- What to produce
Transcribe each record exactly. Include every one.

- Information given
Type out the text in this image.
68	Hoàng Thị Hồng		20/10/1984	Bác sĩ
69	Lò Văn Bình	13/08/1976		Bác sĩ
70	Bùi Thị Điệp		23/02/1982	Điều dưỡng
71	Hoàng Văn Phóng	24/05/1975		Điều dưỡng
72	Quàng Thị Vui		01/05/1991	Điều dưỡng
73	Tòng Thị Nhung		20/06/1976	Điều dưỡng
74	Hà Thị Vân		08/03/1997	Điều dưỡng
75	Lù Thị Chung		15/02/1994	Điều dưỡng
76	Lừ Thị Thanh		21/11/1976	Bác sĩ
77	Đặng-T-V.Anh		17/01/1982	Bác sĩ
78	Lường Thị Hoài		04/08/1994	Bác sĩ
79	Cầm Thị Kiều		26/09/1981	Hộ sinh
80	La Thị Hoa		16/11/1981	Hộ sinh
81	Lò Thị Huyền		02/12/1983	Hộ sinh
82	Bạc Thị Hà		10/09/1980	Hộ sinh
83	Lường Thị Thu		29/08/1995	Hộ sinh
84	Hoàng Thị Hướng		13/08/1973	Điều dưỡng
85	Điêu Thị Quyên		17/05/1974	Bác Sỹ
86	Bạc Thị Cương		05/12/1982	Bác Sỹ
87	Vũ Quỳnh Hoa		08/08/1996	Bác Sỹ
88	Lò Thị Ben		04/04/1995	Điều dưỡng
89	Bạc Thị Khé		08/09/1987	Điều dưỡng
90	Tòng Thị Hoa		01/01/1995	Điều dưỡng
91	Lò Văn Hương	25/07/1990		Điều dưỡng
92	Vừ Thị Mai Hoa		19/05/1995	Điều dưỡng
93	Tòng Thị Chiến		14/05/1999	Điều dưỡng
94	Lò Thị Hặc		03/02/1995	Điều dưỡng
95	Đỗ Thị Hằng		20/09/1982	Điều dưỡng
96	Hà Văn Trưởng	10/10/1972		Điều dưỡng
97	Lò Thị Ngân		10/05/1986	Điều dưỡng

- The completed task
Type out the text in this image.
68	Hoàng Thị Hồng		20/10/1984	Bác sĩ
69	Lò Văn Bình	13/08/1976		Bác sĩ
70	Bùi Thị Điệp		23/02/1982	Điều dưỡng
71	Hoàng Văn Phóng	24/05/1975		Điều dưỡng
72	Quàng Thị Vui		01/05/1991	Điều dưỡng
73	Tòng Thị Nhung		20/06/1976	Điều dưỡng
74	Hà Thị Vân		08/03/1997	Điều dưỡng
75	Lù Thị Chung		15/02/1994	Điều dưỡng
76	Lừ Thị Thanh		21/11/1976	Bác sĩ
77	Đặng-T-V.Anh		17/01/1982	Bác sĩ
78	Lường Thị Hoài		04/08/1994	Bác sĩ
79	Cầm Thị Kiều		26/09/1981	Hộ sinh
80	La Thị Hoa		16/11/1981	Hộ sinh
81	Lò Thị Huyền		02/12/1983	Hộ sinh
82	Bạc Thị Hà		10/09/1980	Hộ sinh
83	Lường Thị Thu		29/08/1995	Hộ sinh
84	Hoàng Thị Hướng		13/08/1973	Điều dưỡng
85	Điêu Thị Quyên		17/05/1974	Bác Sỹ
86	Bạc Thị Cương		05/12/1982	Bác Sỹ
87	Vũ Quỳnh Hoa		08/08/1996	Bác Sỹ
88	Lò Thị Ben		04/04/1995	Điều dưỡng
89	Bạc Thị Khé		08/09/1987	Điều dưỡng
90	Tòng Thị Hoa		01/01/1995	Điều dưỡng
91	Lò Văn Hương	25/07/1990		Điều dưỡng
92	Vừ Thị Mai Hoa		19/05/1995	Điều dưỡng
93	Tòng Thị Chiến		14/05/1999	Điều dưỡng
94	Lò Thị Hặc		03/02/1995	Điều dưỡng
95	Đỗ Thị Hằng		20/09/1982	Điều dưỡng
96	Hà Văn Trưởng	10/10/1972		Điều dưỡng
97	Lò Thị Ngân		10/05/1986	Điều dưỡng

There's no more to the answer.